:: REQUIRED WORK ::
Gather each line of the entries below that includes "followed".

[Dataset entries]
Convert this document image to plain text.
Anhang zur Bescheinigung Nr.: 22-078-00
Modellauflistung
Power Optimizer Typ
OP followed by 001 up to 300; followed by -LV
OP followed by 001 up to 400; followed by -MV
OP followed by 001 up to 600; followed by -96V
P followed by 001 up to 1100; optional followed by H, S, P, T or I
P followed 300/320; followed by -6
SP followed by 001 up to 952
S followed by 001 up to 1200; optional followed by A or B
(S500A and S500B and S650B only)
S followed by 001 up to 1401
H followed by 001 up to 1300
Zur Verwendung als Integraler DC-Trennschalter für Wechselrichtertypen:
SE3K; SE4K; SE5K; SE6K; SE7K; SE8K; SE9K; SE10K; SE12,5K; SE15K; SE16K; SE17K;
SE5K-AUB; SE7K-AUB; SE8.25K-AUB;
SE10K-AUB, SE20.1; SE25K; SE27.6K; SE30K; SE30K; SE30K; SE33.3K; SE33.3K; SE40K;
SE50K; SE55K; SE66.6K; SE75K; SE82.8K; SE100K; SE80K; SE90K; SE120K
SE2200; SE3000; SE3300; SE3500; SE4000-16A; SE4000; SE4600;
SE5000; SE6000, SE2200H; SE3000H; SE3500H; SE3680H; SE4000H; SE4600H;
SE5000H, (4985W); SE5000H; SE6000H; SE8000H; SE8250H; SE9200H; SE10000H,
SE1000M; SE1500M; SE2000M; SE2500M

:: OUTPUT ::
OP followed by 001 up to 300; followed by -LV
OP followed by 001 up to 400; followed by -MV
OP followed by 001 up to 600; followed by -96V
P followed by 001 up to 1100; optional followed by H, S, P, T or I
P followed 300/320; followed by -6
SP followed by 001 up to 952
S followed by 001 up to 1200; optional followed by A or B
S followed by 001 up to 1401
H followed by 001 up to 1300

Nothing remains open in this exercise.